Give every entry again, word for word and in full.

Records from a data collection
.....

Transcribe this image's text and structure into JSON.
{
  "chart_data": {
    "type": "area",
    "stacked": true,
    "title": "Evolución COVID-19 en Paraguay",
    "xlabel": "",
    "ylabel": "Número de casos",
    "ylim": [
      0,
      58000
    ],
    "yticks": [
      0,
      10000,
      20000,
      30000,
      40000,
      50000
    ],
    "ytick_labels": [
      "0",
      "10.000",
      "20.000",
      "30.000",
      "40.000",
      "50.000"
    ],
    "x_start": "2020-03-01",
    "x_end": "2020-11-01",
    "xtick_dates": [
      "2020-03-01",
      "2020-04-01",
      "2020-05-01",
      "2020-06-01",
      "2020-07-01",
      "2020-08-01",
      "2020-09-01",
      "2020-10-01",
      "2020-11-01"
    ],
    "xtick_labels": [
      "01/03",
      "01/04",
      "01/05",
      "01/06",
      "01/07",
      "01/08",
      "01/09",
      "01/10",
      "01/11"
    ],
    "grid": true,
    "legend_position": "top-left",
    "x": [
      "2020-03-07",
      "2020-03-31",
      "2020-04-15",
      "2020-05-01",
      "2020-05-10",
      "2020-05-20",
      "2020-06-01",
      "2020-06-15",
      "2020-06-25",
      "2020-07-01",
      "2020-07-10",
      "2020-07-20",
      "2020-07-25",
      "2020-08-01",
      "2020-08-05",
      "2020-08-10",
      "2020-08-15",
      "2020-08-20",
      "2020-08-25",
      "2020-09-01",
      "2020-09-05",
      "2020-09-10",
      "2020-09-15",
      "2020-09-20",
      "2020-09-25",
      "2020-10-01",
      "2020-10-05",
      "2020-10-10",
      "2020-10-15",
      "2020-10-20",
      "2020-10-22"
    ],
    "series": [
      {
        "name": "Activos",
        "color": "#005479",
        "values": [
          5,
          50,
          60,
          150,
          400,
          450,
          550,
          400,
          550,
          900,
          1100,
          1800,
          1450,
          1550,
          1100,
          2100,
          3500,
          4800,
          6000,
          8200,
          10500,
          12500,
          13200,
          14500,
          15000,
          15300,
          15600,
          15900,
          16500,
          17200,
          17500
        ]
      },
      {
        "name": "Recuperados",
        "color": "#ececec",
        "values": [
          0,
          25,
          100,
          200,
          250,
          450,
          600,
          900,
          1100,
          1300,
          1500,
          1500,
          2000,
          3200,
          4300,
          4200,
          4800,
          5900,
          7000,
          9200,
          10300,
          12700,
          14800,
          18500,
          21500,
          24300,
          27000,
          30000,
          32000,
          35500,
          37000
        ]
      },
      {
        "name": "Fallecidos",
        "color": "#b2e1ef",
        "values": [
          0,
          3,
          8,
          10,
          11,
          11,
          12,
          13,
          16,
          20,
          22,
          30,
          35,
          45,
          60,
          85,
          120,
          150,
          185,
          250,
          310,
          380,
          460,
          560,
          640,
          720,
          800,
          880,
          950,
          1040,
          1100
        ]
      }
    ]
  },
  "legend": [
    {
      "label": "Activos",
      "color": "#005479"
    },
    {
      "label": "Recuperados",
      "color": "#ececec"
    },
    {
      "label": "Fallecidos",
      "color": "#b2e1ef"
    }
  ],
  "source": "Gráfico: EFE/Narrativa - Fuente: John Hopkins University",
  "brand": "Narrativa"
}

.....

* **Expected output**
Transcribe this image's text and structure into JSON.
{
  "chart_data": {
    "type": "area",
    "stacked": true,
    "title": "Evolución COVID-19 en Paraguay",
    "xlabel": "",
    "ylabel": "Número de casos",
    "ylim": [
      0,
      58000
    ],
    "yticks": [
      0,
      10000,
      20000,
      30000,
      40000,
      50000
    ],
    "ytick_labels": [
      "0",
      "10.000",
      "20.000",
      "30.000",
      "40.000",
      "50.000"
    ],
    "x_start": "2020-03-01",
    "x_end": "2020-11-01",
    "xtick_dates": [
      "2020-03-01",
      "2020-04-01",
      "2020-05-01",
      "2020-06-01",
      "2020-07-01",
      "2020-08-01",
      "2020-09-01",
      "2020-10-01",
      "2020-11-01"
    ],
    "xtick_labels": [
      "01/03",
      "01/04",
      "01/05",
      "01/06",
      "01/07",
      "01/08",
      "01/09",
      "01/10",
      "01/11"
    ],
    "grid": true,
    "legend_position": "top-left",
    "x": [
      "2020-03-07",
      "2020-03-31",
      "2020-04-15",
      "2020-05-01",
      "2020-05-10",
      "2020-05-20",
      "2020-06-01",
      "2020-06-15",
      "2020-06-25",
      "2020-07-01",
      "2020-07-10",
      "2020-07-20",
      "2020-07-25",
      "2020-08-01",
      "2020-08-05",
      "2020-08-10",
      "2020-08-15",
      "2020-08-20",
      "2020-08-25",
      "2020-09-01",
      "2020-09-05",
      "2020-09-10",
      "2020-09-15",
      "2020-09-20",
      "2020-09-25",
      "2020-10-01",
      "2020-10-05",
      "2020-10-10",
      "2020-10-15",
      "2020-10-20",
      "2020-10-22"
    ],
    "series": [
      {
        "name": "Activos",
        "color": "#005479",
        "values": [
          5,
          50,
          60,
          150,
          400,
          450,
          550,
          400,
          550,
          900,
          1100,
          1800,
          1450,
          1550,
          1100,
          2100,
          3500,
          4800,
          6000,
          8200,
          10500,
          12500,
          13200,
          14500,
          15000,
          15300,
          15600,
          15900,
          16500,
          17200,
          17500
        ]
      },
      {
        "name": "Recuperados",
        "color": "#ececec",
        "values": [
          0,
          25,
          100,
          200,
          250,
          450,
          600,
          900,
          1100,
          1300,
          1500,
          1500,
          2000,
          3200,
          4300,
          4200,
          4800,
          5900,
          7000,
          9200,
          10300,
          12700,
          14800,
          18500,
          21500,
          24300,
          27000,
          30000,
          32000,
          35500,
          37000
        ]
      },
      {
        "name": "Fallecidos",
        "color": "#b2e1ef",
        "values": [
          0,
          3,
          8,
          10,
          11,
          11,
          12,
          13,
          16,
          20,
          22,
          30,
          35,
          45,
          60,
          85,
          120,
          150,
          185,
          250,
          310,
          380,
          460,
          560,
          640,
          720,
          800,
          880,
          950,
          1040,
          1100
        ]
      }
    ]
  },
  "legend": [
    {
      "label": "Activos",
      "color": "#005479"
    },
    {
      "label": "Recuperados",
      "color": "#ececec"
    },
    {
      "label": "Fallecidos",
      "color": "#b2e1ef"
    }
  ],
  "source": "Gráfico: EFE/Narrativa - Fuente: John Hopkins University",
  "brand": "Narrativa"
}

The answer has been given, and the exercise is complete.